Output all lines exactly.

Stored rows:

=======

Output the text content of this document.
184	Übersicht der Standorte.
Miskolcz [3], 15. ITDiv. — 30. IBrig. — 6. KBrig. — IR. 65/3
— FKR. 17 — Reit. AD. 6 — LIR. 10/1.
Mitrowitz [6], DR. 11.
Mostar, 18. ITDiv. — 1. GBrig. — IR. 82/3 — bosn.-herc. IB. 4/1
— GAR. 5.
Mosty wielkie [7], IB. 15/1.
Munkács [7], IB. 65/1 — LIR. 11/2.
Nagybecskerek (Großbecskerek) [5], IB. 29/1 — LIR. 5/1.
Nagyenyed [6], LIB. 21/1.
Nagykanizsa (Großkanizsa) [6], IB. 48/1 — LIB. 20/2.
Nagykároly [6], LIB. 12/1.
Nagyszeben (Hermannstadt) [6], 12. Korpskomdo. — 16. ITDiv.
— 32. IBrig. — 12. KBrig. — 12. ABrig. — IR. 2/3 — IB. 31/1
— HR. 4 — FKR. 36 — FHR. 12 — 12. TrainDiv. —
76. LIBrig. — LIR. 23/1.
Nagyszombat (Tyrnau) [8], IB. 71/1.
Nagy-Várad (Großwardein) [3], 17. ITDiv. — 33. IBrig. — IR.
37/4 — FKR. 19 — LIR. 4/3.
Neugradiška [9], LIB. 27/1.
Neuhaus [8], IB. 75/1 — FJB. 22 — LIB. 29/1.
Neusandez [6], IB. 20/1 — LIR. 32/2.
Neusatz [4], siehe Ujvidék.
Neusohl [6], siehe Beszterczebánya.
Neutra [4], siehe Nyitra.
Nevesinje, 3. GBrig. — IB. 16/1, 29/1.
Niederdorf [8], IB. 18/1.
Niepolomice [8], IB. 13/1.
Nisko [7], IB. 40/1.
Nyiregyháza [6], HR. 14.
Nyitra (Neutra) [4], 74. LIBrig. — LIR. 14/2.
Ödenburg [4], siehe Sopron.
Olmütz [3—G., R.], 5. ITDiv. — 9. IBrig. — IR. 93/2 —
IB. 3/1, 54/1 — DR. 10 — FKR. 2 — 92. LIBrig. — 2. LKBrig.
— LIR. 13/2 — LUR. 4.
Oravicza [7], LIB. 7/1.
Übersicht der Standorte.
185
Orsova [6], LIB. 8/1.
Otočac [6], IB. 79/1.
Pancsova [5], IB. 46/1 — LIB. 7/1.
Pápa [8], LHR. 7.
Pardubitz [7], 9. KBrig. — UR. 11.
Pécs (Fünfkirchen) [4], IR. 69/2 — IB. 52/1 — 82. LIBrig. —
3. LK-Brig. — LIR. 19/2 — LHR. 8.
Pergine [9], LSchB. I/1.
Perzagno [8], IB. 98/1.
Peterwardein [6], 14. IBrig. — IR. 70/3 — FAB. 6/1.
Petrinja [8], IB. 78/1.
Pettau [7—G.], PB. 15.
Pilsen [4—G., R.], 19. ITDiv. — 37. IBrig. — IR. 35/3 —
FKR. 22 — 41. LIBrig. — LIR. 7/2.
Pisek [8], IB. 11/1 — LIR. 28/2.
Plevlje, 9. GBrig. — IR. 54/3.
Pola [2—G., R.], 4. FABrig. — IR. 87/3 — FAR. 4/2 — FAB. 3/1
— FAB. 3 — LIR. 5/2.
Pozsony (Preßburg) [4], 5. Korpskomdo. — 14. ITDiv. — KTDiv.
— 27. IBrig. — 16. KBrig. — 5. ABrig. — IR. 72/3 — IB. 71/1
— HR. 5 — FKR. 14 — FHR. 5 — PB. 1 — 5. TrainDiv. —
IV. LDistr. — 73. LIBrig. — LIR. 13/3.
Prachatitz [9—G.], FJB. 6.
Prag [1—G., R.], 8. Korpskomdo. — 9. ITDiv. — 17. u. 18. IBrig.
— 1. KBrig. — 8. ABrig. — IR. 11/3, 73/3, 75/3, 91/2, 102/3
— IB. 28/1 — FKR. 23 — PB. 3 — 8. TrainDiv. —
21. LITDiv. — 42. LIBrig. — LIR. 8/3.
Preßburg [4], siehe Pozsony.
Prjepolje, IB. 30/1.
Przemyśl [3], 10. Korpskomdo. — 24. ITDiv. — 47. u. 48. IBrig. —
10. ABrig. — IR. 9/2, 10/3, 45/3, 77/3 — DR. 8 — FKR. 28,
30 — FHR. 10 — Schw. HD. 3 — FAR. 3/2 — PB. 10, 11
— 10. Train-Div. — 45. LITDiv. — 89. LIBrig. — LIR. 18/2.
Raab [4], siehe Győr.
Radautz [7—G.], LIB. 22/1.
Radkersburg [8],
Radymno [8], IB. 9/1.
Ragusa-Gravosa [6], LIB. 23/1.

=======

Exercise result:
Output the text content of this document.
184	Übersicht der Standorte.
Miskolcz [3], 15. ITDiv. — 30. IBrig. — 6. KBrig. — IR. 65/3
— FKR. 17 — Reit. AD. 6 — LIR. 10/1.
Mitrowitz [6], DR. 11.
Mostar, 18. ITDiv. — 1. GBrig. — IR. 82/3 — bosn.-herc. IB. 4/1
— GAR. 5.
Mosty wielkie [7], IB. 15/1.
Munkács [7], IB. 65/1 — LIR. 11/2.
Nagybecskerek (Großbecskerek) [5], IB. 29/1 — LIR. 5/1.
Nagyenyed [6], LIB. 21/1.
Nagykanizsa (Großkanizsa) [6], IB. 48/1 — LIB. 20/2.
Nagykároly [6], LIB. 12/1.
Nagyszeben (Hermannstadt) [6], 12. Korpskomdo. — 16. ITDiv.
— 32. IBrig. — 12. KBrig. — 12. ABrig. — IR. 2/3 — IB. 31/1
— HR. 4 — FKR. 36 — FHR. 12 — 12. TrainDiv. —
76. LIBrig. — LIR. 23/1.
Nagyszombat (Tyrnau) [8], IB. 71/1.
Nagy-Várad (Großwardein) [3], 17. ITDiv. — 33. IBrig. — IR.
37/4 — FKR. 19 — LIR. 4/3.
Neugradiška [9], LIB. 27/1.
Neuhaus [8], IB. 75/1 — FJB. 22 — LIB. 29/1.
Neusandez [6], IB. 20/1 — LIR. 32/2.
Neusatz [4], siehe Ujvidék.
Neusohl [6], siehe Beszterczebánya.
Neutra [4], siehe Nyitra.
Nevesinje, 3. GBrig. — IB. 16/1, 29/1.
Niederdorf [8], IB. 18/1.
Niepolomice [8], IB. 13/1.
Nisko [7], IB. 40/1.
Nyiregyháza [6], HR. 14.
Nyitra (Neutra) [4], 74. LIBrig. — LIR. 14/2.
Ödenburg [4], siehe Sopron.
Olmütz [3—G., R.], 5. ITDiv. — 9. IBrig. — IR. 93/2 —
IB. 3/1, 54/1 — DR. 10 — FKR. 2 — 92. LIBrig. — 2. LKBrig.
— LIR. 13/2 — LUR. 4.
Oravicza [7], LIB. 7/1.
Übersicht der Standorte.
185
Orsova [6], LIB. 8/1.
Otočac [6], IB. 79/1.
Pancsova [5], IB. 46/1 — LIB. 7/1.
Pápa [8], LHR. 7.
Pardubitz [7], 9. KBrig. — UR. 11.
Pécs (Fünfkirchen) [4], IR. 69/2 — IB. 52/1 — 82. LIBrig. —
3. LK-Brig. — LIR. 19/2 — LHR. 8.
Pergine [9], LSchB. I/1.
Perzagno [8], IB. 98/1.
Peterwardein [6], 14. IBrig. — IR. 70/3 — FAB. 6/1.
Petrinja [8], IB. 78/1.
Pettau [7—G.], PB. 15.
Pilsen [4—G., R.], 19. ITDiv. — 37. IBrig. — IR. 35/3 —
FKR. 22 — 41. LIBrig. — LIR. 7/2.
Pisek [8], IB. 11/1 — LIR. 28/2.
Plevlje, 9. GBrig. — IR. 54/3.
Pola [2—G., R.], 4. FABrig. — IR. 87/3 — FAR. 4/2 — FAB. 3/1
— FAB. 3 — LIR. 5/2.
Pozsony (Preßburg) [4], 5. Korpskomdo. — 14. ITDiv. — KTDiv.
— 27. IBrig. — 16. KBrig. — 5. ABrig. — IR. 72/3 — IB. 71/1
— HR. 5 — FKR. 14 — FHR. 5 — PB. 1 — 5. TrainDiv. —
IV. LDistr. — 73. LIBrig. — LIR. 13/3.
Prachatitz [9—G.], FJB. 6.
Prag [1—G., R.], 8. Korpskomdo. — 9. ITDiv. — 17. u. 18. IBrig.
— 1. KBrig. — 8. ABrig. — IR. 11/3, 73/3, 75/3, 91/2, 102/3
— IB. 28/1 — FKR. 23 — PB. 3 — 8. TrainDiv. —
21. LITDiv. — 42. LIBrig. — LIR. 8/3.
Preßburg [4], siehe Pozsony.
Prjepolje, IB. 30/1.
Przemyśl [3], 10. Korpskomdo. — 24. ITDiv. — 47. u. 48. IBrig. —
10. ABrig. — IR. 9/2, 10/3, 45/3, 77/3 — DR. 8 — FKR. 28,
30 — FHR. 10 — Schw. HD. 3 — FAR. 3/2 — PB. 10, 11
— 10. Train-Div. — 45. LITDiv. — 89. LIBrig. — LIR. 18/2.
Raab [4], siehe Győr.
Radautz [7—G.], LIB. 22/1.
Radkersburg [8],
Radymno [8], IB. 9/1.
Ragusa-Gravosa [6], LIB. 23/1.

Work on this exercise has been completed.